> EXERCISE REQUIREMENTS
Only the number is needed: how many lines of the records include "helps"?

Stored records
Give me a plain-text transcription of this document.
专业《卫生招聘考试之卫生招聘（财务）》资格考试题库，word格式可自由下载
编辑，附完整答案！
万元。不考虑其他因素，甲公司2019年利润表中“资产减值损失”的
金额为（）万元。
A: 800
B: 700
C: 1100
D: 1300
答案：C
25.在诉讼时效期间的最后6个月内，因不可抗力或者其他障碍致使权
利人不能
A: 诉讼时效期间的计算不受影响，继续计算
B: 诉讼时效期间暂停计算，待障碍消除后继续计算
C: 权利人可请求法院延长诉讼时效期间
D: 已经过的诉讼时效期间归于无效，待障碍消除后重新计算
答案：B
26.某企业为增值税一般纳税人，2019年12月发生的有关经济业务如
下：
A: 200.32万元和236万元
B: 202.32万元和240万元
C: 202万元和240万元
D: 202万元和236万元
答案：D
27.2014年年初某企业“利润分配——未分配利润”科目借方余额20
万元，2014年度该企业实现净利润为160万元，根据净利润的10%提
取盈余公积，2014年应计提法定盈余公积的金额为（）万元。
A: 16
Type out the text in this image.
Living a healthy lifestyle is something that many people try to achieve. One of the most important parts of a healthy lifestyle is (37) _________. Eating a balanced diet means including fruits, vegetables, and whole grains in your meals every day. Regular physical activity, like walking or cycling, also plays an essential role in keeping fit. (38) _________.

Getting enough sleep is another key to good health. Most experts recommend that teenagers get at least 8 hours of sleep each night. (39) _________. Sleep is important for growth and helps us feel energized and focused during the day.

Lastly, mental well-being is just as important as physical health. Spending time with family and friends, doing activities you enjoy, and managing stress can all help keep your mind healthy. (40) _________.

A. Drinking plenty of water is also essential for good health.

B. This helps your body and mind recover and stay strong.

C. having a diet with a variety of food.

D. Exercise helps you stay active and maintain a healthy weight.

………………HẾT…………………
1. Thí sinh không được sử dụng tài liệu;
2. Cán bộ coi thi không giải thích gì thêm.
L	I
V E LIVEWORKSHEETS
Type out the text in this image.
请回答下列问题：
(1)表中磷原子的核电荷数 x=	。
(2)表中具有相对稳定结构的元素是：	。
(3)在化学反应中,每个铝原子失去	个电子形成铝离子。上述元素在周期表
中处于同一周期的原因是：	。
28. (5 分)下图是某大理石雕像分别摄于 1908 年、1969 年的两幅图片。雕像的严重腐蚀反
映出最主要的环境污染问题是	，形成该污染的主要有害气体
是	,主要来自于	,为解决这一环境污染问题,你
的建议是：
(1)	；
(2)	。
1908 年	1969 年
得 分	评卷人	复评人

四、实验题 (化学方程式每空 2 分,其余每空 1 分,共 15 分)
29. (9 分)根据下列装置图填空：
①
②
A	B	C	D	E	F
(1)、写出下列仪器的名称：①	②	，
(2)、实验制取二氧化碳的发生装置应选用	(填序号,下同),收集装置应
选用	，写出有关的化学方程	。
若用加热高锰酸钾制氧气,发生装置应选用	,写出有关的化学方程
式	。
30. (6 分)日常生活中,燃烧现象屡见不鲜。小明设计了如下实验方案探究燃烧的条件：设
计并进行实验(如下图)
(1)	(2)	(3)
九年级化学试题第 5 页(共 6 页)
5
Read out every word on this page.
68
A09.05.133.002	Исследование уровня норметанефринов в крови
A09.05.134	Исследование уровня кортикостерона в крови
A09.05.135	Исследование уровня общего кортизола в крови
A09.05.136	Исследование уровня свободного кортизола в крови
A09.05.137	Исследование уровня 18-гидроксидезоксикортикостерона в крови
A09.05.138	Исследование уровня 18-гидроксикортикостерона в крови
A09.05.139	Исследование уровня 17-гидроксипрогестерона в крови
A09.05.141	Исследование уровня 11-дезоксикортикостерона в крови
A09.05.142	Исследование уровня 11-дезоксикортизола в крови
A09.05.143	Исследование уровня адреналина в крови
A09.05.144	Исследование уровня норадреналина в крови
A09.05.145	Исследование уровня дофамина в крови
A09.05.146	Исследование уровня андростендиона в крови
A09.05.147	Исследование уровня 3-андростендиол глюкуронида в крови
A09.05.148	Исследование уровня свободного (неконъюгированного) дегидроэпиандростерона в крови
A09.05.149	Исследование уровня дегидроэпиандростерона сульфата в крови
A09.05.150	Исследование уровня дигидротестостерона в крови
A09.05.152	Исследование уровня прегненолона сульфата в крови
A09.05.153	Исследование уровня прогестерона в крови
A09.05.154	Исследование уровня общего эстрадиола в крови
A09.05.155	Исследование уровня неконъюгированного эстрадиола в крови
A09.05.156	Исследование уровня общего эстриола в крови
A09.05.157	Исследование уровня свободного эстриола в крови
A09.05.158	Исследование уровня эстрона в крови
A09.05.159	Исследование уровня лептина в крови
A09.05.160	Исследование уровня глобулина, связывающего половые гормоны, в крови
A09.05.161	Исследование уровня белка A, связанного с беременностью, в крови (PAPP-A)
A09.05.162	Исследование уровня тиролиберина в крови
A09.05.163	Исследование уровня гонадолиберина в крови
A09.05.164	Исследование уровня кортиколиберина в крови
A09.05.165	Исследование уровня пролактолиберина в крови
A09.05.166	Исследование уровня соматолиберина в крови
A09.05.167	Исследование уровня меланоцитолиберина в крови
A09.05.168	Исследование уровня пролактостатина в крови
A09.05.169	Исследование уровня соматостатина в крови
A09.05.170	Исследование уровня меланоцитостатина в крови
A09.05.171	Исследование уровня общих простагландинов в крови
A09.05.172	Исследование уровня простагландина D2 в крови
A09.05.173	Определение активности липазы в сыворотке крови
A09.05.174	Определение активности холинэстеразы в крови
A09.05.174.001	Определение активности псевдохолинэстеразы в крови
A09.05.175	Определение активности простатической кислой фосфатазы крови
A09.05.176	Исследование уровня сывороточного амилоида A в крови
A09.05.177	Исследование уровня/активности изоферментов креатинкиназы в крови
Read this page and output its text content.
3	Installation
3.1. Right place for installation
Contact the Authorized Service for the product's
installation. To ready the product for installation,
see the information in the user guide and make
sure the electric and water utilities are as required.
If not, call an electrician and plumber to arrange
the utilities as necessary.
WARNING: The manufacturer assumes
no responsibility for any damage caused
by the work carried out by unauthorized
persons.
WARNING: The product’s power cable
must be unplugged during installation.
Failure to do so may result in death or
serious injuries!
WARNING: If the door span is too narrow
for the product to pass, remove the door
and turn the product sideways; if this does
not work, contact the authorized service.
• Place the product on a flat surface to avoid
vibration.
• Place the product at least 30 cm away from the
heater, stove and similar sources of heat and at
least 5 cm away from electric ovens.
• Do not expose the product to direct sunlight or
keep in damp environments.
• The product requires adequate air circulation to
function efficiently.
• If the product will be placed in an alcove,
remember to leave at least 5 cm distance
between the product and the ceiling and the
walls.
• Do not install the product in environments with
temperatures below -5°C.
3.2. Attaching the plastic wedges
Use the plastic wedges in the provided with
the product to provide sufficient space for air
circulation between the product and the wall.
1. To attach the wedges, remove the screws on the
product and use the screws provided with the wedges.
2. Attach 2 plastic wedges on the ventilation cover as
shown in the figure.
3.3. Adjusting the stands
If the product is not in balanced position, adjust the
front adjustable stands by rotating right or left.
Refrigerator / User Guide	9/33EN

> TASK OUTPUT
3